#### PROBLEM:
Each line below should be retyped exactly, with no pictures.

#### EXTRACTED MATERIAL:

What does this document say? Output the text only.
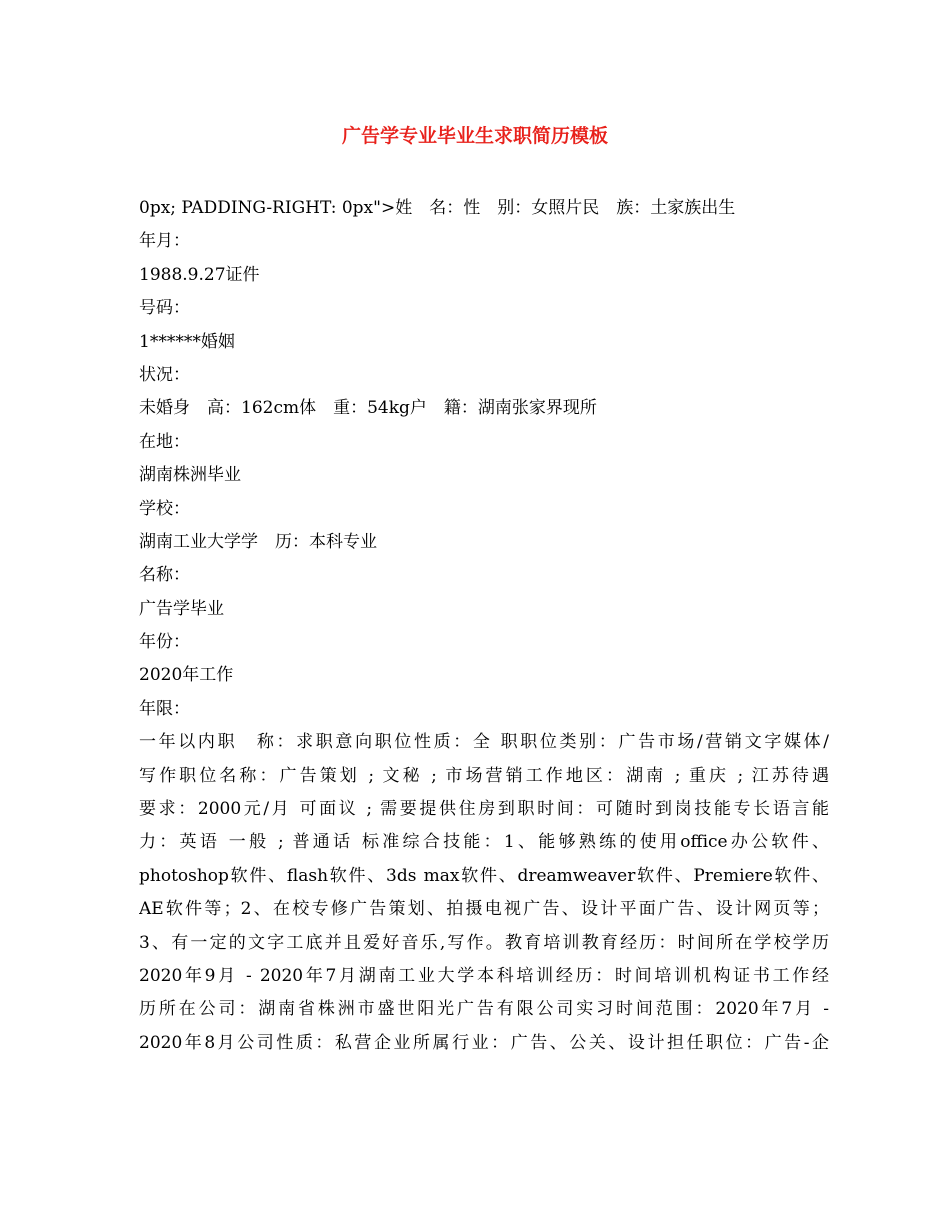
广告学专业毕业生求职简历模板
0px; PADDING-RIGHT: 0px">姓　名：性　别：女照片民　族：土家族出生
年月：
1988.9.27证件
号码：
1******婚姻
状况：
未婚身　高：162cm体　重：54kg户　籍：湖南张家界现所
在地：
湖南株洲毕业
学校：
湖南工业大学学　历：本科专业
名称：
广告学毕业
年份：
2020年工作
年限：
一年以内职　称：求职意向职位性质：全 职职位类别：广告市场/营销文字媒体/
写作职位名称：广告策划 ; 文秘 ; 市场营销工作地区：湖南 ; 重庆 ; 江苏待遇
要求：2000元/月 可面议 ; 需要提供住房到职时间：可随时到岗技能专长语言能
力：英语 一般 ; 普通话 标准综合技能：1、能够熟练的使用office办公软件、
photoshop软件、flash软件、3ds max软件、dreamweaver软件、Premiere软件、
AE软件等；2、在校专修广告策划、拍摄电视广告、设计平面广告、设计网页等；
3、有一定的文字工底并且爱好音乐,写作。教育培训教育经历：时间所在学校学历
2020年9月 - 2020年7月湖南工业大学本科培训经历：时间培训机构证书工作经
历所在公司：湖南省株洲市盛世阳光广告有限公司实习时间范围：2020年7月 -
2020年8月公司性质：私营企业所属行业：广告、公关、设计担任职位：广告-企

#### OUTPUT OF THE EXERCISE:
What does this document say? Output the text only.
广告学专业毕业生求职简历模板
0px; PADDING-RIGHT: 0px">姓　名：性　别：女照片民　族：土家族出生
年月：
1988.9.27证件
号码：
1******婚姻
状况：
未婚身　高：162cm体　重：54kg户　籍：湖南张家界现所
在地：
湖南株洲毕业
学校：
湖南工业大学学　历：本科专业
名称：
广告学毕业
年份：
2020年工作
年限：
一年以内职　称：求职意向职位性质：全 职职位类别：广告市场/营销文字媒体/
写作职位名称：广告策划 ; 文秘 ; 市场营销工作地区：湖南 ; 重庆 ; 江苏待遇
要求：2000元/月 可面议 ; 需要提供住房到职时间：可随时到岗技能专长语言能
力：英语 一般 ; 普通话 标准综合技能：1、能够熟练的使用office办公软件、
photoshop软件、flash软件、3ds max软件、dreamweaver软件、Premiere软件、
AE软件等；2、在校专修广告策划、拍摄电视广告、设计平面广告、设计网页等；
3、有一定的文字工底并且爱好音乐,写作。教育培训教育经历：时间所在学校学历
2020年9月 - 2020年7月湖南工业大学本科培训经历：时间培训机构证书工作经
历所在公司：湖南省株洲市盛世阳光广告有限公司实习时间范围：2020年7月 -
2020年8月公司性质：私营企业所属行业：广告、公关、设计担任职位：广告-企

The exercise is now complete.